## Your objective
How many lines in the listing below include the word "przedmiotu"? Answer with the number and nothing else.

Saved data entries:
"""

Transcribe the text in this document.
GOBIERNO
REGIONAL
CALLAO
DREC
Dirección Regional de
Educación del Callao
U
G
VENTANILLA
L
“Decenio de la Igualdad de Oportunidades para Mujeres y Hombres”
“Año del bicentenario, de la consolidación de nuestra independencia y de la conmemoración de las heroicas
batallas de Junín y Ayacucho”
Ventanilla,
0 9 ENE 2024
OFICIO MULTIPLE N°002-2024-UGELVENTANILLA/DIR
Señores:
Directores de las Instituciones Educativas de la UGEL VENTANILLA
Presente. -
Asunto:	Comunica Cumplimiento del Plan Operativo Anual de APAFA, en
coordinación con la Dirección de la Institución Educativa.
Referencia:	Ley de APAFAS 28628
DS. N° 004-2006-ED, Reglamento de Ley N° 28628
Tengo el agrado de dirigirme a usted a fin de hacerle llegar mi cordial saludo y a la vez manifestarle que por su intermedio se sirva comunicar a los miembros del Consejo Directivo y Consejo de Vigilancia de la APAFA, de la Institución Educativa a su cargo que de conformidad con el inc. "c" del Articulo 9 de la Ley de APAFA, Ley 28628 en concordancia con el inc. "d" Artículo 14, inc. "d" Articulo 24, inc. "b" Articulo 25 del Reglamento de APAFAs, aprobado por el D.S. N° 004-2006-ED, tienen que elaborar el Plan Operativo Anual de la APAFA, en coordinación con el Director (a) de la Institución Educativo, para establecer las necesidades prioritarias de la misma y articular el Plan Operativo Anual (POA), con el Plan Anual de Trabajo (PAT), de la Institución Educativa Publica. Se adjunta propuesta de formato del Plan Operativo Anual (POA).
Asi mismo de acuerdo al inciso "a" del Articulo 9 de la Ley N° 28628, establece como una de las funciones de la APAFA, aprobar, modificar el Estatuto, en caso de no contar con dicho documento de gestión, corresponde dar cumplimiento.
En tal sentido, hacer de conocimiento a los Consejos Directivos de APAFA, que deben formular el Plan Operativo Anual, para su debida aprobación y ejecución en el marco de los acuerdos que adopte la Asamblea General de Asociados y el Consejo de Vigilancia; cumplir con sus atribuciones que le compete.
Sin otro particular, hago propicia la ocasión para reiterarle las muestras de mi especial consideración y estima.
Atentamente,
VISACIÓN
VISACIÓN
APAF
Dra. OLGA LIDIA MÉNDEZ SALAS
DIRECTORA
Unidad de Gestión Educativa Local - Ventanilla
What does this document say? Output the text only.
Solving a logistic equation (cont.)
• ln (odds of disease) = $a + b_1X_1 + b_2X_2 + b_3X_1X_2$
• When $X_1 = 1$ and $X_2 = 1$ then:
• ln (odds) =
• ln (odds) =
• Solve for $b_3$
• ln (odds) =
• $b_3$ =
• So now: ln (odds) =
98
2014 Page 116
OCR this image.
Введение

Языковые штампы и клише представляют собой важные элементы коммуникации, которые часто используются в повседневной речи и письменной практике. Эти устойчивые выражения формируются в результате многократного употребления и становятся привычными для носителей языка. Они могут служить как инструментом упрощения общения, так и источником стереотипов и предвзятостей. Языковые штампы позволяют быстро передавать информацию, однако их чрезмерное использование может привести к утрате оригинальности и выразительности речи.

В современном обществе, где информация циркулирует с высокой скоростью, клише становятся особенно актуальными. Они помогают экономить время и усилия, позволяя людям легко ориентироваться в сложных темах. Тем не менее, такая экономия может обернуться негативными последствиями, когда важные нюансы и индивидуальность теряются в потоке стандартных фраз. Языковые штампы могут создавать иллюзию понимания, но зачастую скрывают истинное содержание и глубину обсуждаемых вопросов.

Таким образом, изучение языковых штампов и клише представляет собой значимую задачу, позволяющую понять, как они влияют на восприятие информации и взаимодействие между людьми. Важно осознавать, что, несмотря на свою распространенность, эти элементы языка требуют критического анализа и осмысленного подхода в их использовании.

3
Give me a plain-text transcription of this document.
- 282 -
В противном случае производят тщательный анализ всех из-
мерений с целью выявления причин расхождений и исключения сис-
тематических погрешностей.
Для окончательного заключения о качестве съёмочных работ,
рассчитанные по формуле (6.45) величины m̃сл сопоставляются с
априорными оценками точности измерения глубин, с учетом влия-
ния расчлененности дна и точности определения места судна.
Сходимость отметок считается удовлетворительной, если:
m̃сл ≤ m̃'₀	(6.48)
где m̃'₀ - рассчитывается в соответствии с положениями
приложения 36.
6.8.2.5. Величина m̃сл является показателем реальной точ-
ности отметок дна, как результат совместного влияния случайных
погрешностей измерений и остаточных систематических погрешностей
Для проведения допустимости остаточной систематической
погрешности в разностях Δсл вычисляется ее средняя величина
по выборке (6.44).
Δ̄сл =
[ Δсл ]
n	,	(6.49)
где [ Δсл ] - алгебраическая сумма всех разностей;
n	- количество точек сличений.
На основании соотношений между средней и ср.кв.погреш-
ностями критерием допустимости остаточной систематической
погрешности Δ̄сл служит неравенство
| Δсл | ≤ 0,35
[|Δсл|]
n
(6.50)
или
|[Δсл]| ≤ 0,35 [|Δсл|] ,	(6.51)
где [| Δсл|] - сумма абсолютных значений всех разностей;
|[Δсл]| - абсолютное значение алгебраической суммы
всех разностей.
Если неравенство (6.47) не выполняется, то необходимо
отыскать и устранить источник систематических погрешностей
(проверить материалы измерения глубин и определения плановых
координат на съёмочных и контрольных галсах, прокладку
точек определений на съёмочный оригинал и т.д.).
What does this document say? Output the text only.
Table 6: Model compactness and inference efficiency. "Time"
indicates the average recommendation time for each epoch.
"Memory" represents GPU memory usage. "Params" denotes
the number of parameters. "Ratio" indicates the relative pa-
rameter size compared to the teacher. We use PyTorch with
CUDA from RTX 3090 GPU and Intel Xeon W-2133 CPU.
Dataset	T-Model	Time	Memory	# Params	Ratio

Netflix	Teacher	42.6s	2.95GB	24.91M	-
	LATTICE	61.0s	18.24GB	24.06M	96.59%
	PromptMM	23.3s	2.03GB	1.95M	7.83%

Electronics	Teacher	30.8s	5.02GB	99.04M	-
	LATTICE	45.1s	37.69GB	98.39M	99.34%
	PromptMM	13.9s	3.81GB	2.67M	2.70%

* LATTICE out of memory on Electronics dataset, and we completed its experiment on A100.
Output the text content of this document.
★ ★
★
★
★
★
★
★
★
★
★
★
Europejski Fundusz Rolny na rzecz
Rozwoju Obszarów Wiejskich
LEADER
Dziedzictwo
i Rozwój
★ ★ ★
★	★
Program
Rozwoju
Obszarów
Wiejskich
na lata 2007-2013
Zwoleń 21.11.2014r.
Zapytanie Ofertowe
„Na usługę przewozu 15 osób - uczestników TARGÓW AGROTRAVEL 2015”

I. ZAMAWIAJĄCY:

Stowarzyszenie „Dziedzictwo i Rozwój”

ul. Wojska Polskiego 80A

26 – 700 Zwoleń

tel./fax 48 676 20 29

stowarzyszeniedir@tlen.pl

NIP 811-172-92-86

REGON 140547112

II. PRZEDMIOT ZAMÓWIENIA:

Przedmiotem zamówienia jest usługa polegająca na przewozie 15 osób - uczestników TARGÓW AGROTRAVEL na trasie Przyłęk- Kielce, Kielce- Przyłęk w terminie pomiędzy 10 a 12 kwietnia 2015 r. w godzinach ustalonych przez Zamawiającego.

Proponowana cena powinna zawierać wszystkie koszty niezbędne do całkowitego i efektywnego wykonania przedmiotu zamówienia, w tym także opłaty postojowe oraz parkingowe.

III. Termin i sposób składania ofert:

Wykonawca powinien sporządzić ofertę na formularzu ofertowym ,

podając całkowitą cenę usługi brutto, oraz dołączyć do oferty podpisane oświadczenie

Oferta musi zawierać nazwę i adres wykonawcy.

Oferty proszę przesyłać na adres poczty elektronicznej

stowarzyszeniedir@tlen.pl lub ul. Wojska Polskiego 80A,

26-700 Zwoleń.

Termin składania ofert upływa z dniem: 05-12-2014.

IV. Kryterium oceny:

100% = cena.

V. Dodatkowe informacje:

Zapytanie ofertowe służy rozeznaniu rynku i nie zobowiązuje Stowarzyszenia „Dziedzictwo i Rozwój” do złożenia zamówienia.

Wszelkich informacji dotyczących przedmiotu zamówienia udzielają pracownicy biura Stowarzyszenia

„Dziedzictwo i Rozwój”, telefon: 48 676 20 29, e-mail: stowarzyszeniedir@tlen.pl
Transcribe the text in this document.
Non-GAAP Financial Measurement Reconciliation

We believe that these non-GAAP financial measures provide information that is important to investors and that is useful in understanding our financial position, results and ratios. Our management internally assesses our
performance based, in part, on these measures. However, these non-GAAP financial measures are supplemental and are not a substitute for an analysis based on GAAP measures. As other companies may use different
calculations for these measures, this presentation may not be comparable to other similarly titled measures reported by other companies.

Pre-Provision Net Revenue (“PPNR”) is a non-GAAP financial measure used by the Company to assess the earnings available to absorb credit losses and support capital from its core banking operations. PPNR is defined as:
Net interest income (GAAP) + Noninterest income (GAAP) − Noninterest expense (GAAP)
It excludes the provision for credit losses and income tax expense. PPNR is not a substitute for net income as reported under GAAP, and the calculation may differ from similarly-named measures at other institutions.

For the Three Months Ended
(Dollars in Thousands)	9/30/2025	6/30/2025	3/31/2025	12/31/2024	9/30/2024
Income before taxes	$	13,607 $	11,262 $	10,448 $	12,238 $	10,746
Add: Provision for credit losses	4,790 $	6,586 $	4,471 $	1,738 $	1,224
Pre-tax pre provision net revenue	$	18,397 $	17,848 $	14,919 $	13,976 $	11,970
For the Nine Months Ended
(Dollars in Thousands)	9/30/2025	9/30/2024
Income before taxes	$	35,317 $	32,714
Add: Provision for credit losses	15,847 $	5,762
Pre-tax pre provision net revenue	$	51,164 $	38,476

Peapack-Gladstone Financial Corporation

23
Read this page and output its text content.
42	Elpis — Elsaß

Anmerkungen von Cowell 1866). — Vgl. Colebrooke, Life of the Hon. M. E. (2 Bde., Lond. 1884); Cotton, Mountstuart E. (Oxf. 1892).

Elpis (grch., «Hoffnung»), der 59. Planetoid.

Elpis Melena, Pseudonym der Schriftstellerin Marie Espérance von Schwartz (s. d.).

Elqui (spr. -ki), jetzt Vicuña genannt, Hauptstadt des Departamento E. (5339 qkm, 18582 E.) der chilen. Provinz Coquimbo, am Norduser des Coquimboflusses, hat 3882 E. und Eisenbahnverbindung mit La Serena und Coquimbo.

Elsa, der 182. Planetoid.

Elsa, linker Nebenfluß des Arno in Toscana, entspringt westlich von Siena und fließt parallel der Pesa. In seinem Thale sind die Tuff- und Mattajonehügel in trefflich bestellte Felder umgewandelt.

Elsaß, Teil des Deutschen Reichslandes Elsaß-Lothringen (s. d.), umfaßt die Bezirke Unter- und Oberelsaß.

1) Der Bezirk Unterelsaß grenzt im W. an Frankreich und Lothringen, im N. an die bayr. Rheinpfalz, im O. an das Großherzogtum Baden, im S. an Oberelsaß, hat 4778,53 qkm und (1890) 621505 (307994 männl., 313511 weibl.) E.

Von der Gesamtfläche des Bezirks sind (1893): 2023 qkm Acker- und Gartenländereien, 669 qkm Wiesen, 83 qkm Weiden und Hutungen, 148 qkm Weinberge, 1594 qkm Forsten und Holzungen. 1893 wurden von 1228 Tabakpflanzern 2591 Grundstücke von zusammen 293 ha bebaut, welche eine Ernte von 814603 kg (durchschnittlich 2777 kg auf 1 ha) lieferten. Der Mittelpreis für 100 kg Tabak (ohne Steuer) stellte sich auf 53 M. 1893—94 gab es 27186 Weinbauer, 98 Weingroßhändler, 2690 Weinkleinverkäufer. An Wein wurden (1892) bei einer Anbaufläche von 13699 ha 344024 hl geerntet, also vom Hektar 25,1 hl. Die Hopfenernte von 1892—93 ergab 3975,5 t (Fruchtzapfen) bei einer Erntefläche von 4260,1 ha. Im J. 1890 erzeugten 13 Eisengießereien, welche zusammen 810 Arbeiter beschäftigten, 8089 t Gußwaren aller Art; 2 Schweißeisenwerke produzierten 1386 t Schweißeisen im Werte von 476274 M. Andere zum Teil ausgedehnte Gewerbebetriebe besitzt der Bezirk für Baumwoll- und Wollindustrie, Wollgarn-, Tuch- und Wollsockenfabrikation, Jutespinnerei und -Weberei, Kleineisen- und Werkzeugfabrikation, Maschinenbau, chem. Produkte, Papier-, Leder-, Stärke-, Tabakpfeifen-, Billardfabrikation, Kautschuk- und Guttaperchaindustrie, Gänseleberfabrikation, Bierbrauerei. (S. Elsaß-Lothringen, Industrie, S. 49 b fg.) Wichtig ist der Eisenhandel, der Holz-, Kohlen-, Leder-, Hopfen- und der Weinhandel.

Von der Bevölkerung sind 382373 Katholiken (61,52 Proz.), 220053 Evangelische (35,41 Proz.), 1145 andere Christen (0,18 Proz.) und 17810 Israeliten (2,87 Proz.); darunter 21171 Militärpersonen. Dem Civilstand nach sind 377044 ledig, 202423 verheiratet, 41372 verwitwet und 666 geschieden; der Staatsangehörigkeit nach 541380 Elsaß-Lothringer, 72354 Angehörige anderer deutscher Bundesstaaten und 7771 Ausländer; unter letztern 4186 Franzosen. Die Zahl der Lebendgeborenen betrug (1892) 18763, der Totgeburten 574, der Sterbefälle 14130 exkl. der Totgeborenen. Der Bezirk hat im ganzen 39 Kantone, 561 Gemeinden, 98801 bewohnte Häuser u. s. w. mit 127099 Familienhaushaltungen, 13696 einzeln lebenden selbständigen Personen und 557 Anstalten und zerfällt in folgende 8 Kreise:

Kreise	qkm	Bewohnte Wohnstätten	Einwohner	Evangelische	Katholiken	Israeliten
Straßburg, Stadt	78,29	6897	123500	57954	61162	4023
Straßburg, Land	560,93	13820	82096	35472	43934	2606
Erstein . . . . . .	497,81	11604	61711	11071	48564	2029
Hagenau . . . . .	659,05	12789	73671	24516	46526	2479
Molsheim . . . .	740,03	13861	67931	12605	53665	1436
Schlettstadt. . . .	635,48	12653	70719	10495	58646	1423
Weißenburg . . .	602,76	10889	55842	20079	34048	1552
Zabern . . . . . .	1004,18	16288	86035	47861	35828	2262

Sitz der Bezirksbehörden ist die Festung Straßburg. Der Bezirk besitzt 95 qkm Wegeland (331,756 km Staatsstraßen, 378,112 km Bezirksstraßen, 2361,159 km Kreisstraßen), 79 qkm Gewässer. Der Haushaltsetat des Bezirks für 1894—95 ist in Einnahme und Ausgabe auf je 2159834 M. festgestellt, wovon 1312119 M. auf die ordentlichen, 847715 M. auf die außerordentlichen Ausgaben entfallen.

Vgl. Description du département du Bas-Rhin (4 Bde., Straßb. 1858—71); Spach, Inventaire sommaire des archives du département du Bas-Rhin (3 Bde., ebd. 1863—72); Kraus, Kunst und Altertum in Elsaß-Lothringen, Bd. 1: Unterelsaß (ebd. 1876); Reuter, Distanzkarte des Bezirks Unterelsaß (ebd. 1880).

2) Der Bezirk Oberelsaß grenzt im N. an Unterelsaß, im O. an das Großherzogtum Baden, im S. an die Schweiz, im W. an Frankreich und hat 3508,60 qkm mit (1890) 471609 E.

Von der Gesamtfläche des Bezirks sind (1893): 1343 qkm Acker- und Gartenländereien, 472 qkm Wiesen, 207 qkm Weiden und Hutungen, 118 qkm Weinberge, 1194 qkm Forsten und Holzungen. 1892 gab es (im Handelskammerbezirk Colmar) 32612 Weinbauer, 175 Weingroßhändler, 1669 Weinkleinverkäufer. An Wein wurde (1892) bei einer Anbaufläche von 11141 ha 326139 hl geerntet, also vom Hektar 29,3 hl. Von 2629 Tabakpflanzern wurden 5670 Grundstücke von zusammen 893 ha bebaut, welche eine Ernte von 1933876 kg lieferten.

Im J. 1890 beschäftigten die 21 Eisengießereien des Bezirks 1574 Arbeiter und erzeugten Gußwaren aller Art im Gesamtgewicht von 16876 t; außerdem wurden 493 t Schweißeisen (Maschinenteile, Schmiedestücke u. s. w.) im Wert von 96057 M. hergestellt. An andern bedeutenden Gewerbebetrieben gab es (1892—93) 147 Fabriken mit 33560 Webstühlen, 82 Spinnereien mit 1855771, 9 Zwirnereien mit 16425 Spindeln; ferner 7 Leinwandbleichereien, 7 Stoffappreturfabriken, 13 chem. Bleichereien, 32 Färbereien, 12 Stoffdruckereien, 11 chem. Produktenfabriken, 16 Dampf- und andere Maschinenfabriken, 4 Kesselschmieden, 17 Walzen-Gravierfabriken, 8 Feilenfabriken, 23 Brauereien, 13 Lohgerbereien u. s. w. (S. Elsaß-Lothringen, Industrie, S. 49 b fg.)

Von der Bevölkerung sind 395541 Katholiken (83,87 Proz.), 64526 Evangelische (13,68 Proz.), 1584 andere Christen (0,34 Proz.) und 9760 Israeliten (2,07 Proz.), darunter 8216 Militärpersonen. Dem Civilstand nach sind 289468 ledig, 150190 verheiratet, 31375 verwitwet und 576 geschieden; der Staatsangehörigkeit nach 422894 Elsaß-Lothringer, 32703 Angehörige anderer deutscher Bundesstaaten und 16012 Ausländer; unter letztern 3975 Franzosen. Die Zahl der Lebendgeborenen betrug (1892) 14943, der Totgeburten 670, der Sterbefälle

"""

## Answer
2